>> BEGIN Material provided

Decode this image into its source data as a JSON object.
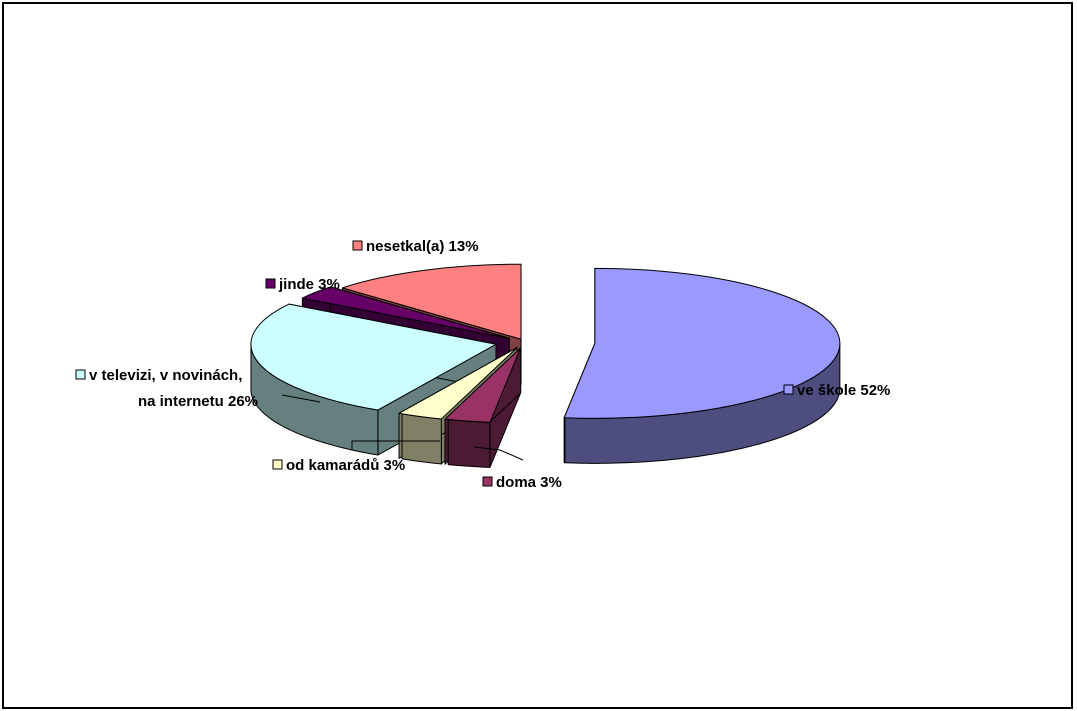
{
  "chart_data": {
    "type": "pie",
    "three_d": true,
    "exploded": true,
    "title": "",
    "slices": [
      {
        "label": "ve škole 52%",
        "value": 52,
        "color": "#9999ff",
        "side": "#4d4d80"
      },
      {
        "label": "doma 3%",
        "value": 3,
        "color": "#993366",
        "side": "#4d1a33"
      },
      {
        "label": "od kamarádů 3%",
        "value": 3,
        "color": "#ffffcc",
        "side": "#808066"
      },
      {
        "label": [
          "v televizi, v novinách,",
          "na internetu 26%"
        ],
        "value": 26,
        "color": "#ccffff",
        "side": "#668080"
      },
      {
        "label": "jinde 3%",
        "value": 3,
        "color": "#660066",
        "side": "#330033"
      },
      {
        "label": "nesetkal(a) 13%",
        "value": 13,
        "color": "#ff8080",
        "side": "#804040"
      }
    ]
  }
}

>> END Material provided

### What the task asks
Write the material out again exactly as it appears, dropping the pictures.

### Answer
Decode this image into its source data as a JSON object.
{
  "chart_data": {
    "type": "pie",
    "three_d": true,
    "exploded": true,
    "title": "",
    "slices": [
      {
        "label": "ve škole 52%",
        "value": 52,
        "color": "#9999ff",
        "side": "#4d4d80"
      },
      {
        "label": "doma 3%",
        "value": 3,
        "color": "#993366",
        "side": "#4d1a33"
      },
      {
        "label": "od kamarádů 3%",
        "value": 3,
        "color": "#ffffcc",
        "side": "#808066"
      },
      {
        "label": [
          "v televizi, v novinách,",
          "na internetu 26%"
        ],
        "value": 26,
        "color": "#ccffff",
        "side": "#668080"
      },
      {
        "label": "jinde 3%",
        "value": 3,
        "color": "#660066",
        "side": "#330033"
      },
      {
        "label": "nesetkal(a) 13%",
        "value": 13,
        "color": "#ff8080",
        "side": "#804040"
      }
    ]
  }
}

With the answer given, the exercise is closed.